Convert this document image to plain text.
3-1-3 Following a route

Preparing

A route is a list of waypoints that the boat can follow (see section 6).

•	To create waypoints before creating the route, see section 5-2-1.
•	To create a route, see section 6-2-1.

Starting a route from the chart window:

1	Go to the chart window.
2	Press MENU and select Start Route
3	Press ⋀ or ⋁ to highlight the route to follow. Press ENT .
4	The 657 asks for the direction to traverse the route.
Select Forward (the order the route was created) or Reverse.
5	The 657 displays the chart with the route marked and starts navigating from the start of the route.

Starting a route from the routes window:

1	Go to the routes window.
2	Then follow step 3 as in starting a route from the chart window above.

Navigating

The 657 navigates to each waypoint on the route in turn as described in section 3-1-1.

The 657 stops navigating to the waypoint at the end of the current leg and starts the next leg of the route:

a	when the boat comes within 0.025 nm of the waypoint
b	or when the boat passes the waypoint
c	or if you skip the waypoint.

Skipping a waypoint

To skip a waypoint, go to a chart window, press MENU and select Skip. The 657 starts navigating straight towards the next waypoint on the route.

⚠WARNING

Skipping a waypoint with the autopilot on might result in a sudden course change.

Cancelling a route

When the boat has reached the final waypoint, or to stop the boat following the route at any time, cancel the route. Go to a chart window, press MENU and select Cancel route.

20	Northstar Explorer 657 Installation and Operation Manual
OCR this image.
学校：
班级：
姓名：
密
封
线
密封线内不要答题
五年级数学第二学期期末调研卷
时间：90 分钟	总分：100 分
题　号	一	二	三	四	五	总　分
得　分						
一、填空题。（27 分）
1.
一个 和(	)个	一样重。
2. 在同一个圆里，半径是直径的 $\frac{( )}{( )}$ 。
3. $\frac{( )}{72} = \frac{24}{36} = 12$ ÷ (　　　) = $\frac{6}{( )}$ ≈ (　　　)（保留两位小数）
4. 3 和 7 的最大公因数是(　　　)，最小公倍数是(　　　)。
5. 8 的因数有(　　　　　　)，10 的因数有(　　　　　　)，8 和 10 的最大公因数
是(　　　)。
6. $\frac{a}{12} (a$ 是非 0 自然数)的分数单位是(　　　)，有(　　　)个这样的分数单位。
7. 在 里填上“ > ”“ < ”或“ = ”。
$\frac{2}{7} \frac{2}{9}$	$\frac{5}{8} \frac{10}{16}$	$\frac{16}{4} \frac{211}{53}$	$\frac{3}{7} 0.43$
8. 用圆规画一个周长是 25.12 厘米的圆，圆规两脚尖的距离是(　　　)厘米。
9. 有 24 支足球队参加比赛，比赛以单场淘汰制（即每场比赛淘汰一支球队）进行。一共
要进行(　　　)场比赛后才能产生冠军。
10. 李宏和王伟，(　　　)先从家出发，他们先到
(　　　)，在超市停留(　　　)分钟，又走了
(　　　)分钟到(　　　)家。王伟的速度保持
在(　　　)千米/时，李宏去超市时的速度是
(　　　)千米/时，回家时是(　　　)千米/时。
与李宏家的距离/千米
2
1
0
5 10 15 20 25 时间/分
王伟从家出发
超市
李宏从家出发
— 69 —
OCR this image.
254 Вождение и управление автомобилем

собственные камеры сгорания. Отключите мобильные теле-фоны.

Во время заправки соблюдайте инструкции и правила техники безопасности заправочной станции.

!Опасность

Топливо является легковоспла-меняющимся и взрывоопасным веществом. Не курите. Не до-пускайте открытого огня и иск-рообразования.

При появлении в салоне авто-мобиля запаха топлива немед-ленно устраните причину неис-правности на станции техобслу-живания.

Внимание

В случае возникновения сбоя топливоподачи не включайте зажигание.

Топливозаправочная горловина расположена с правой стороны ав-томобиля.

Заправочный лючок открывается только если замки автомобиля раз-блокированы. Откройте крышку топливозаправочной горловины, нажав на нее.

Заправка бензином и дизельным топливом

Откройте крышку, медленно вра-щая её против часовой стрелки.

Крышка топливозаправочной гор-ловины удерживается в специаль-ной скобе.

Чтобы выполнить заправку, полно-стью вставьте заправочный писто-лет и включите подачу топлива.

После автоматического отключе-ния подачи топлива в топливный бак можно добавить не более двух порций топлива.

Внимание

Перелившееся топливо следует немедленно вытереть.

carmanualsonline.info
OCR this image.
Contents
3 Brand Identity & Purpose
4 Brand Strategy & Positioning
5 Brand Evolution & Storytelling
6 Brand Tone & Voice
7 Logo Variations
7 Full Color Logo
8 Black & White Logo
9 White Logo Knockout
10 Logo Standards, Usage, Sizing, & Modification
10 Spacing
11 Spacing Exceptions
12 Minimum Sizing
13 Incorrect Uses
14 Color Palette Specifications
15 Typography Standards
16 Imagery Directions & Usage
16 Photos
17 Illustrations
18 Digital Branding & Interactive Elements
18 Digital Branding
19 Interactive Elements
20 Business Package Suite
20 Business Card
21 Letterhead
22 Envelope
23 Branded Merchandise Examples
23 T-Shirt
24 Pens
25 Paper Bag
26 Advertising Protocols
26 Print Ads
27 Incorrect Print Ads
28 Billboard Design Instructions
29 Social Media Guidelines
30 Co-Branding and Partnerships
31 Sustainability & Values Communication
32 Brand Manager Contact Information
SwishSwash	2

####################

Task objective: Of the lines above, how many contain the word "Usage"? Provide the number and nothing else.

Response to the task: 2